=== Fragmento ===

Creo que ya nadie puede poner en duda que vivimos en un mundo distópico, pero incluso en esta categoría hay niveles. Una cima distópica de esta pandemia la podemos encontrar en el centenar de bebés fruto de vientres de alquiler, almacenados en un hotel de Ucrania que quedaron a la espera de que remitiera la pandemia y sus padres adoptivos, que compraron el vientre de su madre biológica, fueran a recogerlos. Semejante espanto es difícil de asimilar: una entrega que se demora por circunstancias ajenas a las partes contratantes y con el resultado de cien recién nacidos atrapados en el limbo, hijos de nadie hasta que la transacción sea completada, carentes de todo vínculo emocional, planetariamente solos, almacenados en un hotel. Material con entrega diferida debido al coronavirus. Esto es lo que sucede cuando el ser humano es reducido a mera mercancía.

===

» Preguntas
1/ Resume en forma de lista el párrafo del fragmento que empieza con "Creo que ya nadie puede poner en duda" y conserva sus datos principales.
2/ Contesta según el fragmento:
(a) ¿En qué país estaba el hotel donde se encontraban los bebés?
(b) ¿Cuántos recién nacidos quedaron atrapados, según el fragmento?
(c) ¿Por qué motivo se indica que la entrega quedó diferida?
3/ Cambia en el fragmento "Ucrania" por "Georgia" y escribe de nuevo el pasaje que va desde "Creo que ya" hasta "a mera mercancía.", ambos incluidos.
Los registros no hacen falta aquí.

=== Datos para revisar ===

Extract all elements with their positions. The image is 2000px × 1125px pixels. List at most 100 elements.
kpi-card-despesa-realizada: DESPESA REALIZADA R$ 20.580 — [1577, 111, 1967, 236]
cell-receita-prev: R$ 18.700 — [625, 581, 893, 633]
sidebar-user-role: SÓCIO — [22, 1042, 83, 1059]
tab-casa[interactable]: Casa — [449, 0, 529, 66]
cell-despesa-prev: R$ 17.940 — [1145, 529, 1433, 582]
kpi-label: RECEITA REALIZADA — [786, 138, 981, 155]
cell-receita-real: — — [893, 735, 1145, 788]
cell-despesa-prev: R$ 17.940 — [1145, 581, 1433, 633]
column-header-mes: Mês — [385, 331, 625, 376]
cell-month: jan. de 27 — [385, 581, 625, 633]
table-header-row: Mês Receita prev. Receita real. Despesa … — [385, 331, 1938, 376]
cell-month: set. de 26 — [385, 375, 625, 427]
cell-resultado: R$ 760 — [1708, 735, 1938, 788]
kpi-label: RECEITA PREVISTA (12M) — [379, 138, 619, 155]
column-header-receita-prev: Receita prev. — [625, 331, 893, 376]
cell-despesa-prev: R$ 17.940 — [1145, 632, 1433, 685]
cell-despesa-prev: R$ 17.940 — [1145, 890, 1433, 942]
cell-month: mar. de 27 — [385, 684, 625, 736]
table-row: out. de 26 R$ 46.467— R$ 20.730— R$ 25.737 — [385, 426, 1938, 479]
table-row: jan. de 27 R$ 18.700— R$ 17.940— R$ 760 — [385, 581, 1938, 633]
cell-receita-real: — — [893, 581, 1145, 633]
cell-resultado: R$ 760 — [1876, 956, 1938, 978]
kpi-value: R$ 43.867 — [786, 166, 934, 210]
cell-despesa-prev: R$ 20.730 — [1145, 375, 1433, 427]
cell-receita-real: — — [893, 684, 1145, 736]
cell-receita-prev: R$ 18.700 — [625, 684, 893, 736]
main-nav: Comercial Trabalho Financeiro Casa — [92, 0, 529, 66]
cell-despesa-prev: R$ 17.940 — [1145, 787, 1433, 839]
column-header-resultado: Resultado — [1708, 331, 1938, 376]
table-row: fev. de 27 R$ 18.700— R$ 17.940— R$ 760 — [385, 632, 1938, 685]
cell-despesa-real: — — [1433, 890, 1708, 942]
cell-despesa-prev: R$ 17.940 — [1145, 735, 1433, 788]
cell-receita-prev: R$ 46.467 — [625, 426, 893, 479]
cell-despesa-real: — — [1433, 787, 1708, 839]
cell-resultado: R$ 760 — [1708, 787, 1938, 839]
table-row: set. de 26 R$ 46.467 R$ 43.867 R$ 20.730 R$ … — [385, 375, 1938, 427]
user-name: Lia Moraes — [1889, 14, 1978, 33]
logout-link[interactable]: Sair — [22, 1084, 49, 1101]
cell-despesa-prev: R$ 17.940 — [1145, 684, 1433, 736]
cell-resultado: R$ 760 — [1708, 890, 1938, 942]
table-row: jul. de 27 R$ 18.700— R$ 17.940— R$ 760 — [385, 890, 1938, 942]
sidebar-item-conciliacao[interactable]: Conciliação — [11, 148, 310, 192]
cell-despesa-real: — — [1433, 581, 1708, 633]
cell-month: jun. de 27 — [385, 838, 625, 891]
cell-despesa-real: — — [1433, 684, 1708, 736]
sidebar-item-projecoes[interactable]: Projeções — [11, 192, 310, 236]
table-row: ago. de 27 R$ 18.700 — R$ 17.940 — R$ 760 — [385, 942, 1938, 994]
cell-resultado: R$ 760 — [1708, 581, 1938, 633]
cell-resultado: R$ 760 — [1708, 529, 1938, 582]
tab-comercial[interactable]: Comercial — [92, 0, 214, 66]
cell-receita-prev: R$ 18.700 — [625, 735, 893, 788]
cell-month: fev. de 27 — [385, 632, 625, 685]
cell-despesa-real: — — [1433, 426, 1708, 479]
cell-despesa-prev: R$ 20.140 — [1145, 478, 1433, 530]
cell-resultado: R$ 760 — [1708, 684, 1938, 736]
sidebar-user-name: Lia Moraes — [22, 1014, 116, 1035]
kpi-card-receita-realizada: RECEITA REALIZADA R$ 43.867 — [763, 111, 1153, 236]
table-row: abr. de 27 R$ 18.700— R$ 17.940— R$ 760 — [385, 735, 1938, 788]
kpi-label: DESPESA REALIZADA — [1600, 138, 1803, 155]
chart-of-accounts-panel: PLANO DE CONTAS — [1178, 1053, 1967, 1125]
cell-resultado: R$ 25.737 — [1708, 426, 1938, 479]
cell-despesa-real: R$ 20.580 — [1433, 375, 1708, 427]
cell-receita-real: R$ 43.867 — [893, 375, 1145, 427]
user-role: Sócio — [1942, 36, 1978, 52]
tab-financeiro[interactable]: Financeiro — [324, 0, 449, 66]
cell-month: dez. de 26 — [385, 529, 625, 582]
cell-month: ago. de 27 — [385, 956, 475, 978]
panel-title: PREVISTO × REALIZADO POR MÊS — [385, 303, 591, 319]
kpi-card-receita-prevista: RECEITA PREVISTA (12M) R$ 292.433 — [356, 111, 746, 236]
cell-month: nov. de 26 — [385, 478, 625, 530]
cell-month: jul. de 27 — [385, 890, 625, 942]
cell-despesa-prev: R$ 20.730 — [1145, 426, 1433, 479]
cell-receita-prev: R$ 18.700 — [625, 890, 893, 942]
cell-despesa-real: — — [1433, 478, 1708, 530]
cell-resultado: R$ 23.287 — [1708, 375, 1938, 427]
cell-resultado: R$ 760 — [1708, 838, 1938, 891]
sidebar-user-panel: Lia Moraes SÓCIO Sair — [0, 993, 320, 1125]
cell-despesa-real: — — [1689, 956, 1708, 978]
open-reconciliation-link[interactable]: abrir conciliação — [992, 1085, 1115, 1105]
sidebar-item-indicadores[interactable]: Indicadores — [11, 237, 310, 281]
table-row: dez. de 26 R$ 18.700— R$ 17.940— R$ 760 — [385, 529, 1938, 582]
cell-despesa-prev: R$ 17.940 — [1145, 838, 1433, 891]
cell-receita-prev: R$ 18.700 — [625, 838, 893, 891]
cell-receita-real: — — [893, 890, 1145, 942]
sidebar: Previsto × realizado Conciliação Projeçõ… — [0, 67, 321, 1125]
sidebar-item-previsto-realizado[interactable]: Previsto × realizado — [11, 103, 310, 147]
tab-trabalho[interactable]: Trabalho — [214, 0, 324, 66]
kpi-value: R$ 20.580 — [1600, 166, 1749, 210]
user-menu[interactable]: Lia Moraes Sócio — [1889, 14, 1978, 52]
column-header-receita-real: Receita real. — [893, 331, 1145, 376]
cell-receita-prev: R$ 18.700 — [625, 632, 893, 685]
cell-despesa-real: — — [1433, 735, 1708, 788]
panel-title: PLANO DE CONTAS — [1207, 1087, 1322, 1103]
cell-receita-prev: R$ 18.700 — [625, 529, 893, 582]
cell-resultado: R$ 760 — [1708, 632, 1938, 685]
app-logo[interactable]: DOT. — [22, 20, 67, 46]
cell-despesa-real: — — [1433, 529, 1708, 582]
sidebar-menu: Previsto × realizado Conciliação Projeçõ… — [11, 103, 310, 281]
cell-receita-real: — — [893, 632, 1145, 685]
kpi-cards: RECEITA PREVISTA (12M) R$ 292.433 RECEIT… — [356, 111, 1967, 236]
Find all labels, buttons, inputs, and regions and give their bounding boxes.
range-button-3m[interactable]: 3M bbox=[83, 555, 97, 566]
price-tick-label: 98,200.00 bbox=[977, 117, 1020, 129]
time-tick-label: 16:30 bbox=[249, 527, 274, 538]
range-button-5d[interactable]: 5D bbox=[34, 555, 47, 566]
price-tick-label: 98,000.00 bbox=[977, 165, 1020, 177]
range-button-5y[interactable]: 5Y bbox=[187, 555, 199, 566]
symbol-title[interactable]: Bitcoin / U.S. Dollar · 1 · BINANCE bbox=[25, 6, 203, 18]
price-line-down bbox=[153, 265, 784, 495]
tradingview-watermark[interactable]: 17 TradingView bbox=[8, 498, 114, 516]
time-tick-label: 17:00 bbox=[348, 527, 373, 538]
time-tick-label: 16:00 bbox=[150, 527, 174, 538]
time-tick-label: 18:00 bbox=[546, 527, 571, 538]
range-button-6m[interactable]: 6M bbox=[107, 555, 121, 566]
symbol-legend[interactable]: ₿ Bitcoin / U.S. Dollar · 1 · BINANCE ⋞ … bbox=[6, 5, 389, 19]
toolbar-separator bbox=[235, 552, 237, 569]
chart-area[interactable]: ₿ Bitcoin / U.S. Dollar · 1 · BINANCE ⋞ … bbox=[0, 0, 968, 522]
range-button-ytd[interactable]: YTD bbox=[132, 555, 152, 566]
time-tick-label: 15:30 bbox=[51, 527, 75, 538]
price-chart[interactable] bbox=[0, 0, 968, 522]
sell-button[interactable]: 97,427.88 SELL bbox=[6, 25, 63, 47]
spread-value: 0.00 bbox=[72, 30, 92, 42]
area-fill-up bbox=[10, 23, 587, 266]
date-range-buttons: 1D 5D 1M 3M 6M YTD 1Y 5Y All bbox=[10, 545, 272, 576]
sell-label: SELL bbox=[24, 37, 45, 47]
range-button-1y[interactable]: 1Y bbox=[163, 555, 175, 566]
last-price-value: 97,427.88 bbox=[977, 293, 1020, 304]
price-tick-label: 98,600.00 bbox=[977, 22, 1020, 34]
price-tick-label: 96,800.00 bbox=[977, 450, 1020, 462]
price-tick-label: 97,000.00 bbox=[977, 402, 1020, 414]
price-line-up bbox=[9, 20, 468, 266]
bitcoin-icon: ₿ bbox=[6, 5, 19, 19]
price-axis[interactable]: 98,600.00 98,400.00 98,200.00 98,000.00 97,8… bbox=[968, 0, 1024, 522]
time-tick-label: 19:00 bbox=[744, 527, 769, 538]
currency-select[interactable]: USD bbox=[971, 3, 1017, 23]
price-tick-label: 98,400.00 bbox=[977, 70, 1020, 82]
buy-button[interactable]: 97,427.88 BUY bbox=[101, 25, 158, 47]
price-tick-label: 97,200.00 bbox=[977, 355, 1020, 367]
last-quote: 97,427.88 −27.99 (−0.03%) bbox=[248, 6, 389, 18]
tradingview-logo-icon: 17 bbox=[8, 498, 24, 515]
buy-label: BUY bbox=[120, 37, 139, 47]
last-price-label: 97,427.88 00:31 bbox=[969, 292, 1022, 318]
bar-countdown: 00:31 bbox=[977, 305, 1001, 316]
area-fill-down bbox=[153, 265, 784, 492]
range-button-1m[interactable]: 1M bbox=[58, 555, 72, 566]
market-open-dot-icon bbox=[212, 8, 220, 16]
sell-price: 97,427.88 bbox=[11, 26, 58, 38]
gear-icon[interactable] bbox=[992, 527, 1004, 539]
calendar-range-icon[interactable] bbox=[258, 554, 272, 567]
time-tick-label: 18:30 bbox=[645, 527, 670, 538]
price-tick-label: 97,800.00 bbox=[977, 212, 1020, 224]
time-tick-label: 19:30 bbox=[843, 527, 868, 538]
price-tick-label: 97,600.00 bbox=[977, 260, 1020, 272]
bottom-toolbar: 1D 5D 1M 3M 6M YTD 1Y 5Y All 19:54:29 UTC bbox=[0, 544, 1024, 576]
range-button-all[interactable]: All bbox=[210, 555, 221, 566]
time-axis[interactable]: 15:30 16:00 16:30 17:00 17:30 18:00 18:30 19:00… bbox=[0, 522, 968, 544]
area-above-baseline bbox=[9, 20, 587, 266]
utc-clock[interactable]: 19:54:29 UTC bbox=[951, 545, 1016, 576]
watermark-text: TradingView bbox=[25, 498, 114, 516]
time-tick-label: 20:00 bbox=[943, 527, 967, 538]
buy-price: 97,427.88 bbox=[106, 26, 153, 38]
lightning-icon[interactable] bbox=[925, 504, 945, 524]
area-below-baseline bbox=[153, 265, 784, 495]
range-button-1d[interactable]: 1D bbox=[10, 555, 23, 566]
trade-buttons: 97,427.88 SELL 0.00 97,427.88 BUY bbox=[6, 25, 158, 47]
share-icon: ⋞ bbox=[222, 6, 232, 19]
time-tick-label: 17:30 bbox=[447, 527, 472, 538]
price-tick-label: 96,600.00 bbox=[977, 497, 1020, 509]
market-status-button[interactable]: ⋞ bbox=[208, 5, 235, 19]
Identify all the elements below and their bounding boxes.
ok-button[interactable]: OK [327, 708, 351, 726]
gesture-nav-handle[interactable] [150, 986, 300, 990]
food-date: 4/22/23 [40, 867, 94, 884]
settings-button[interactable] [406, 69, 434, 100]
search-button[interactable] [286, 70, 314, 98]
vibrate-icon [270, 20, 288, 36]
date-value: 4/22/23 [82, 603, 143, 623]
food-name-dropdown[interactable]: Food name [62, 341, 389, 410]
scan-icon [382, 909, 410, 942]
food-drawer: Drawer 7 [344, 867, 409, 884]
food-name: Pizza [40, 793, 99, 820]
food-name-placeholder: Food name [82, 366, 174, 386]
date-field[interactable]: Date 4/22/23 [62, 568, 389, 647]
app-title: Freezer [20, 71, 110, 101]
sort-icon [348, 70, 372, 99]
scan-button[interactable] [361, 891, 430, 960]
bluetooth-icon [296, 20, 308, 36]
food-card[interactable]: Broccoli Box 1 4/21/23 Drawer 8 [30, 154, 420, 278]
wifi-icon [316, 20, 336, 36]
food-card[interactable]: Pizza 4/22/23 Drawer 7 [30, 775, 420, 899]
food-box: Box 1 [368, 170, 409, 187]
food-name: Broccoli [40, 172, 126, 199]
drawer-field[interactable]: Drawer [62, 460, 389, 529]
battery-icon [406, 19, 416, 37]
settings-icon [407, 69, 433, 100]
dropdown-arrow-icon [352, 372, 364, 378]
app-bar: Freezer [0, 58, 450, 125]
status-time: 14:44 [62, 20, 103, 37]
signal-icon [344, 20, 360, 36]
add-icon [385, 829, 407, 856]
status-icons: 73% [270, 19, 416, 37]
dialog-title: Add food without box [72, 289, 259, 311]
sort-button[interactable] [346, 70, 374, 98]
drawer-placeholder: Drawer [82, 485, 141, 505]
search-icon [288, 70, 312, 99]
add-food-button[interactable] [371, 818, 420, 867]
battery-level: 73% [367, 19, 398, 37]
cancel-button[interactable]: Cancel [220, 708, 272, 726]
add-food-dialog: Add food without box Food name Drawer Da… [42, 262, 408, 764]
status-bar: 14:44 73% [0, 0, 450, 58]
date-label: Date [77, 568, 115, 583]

===

» Respuestas numeradas
1/
- Vivimos en un mundo distópico, aunque esta categoría tiene niveles.
- Una cima distópica de la pandemia es la de un centenar de bebés nacidos de vientres de alquiler y almacenados en un hotel de Ucrania.
- Los bebés esperaban a que remitiera la pandemia y a que fueran a recogerlos sus padres adoptivos, que habían comprado el vientre de la madre biológica.
- La entrega se demoró por circunstancias ajenas a las partes contratantes.
- Los cien recién nacidos quedaron en el limbo, hijos de nadie hasta que se completara la transacción y sin ningún vínculo emocional.
- Es lo que sucede cuando el ser humano queda reducido a mera mercancía.

2/
(a) En Ucrania.
(b) Cien, un centenar.
(c) Por el coronavirus.

3/
Creo que ya nadie puede poner en duda que vivimos en un mundo distópico, pero incluso en esta categoría hay niveles. Una cima distópica de esta pandemia la podemos encontrar en el centenar de bebés fruto de vientres de alquiler, almacenados en un hotel de Georgia que quedaron a la espera de que remitiera la pandemia y sus padres adoptivos, que compraron el vientre de su madre biológica, fueran a recogerlos. Semejante espanto es difícil de asimilar: una entrega que se demora por circunstancias ajenas a las partes contratantes y con el resultado de cien recién nacidos atrapados en el limbo, hijos de nadie hasta que la transacción sea completada, carentes de todo vínculo emocional, planetariamente solos, almacenados en un hotel. Material con entrega diferida debido al coronavirus. Esto es lo que sucede cuando el ser humano es reducido a mera mercancía.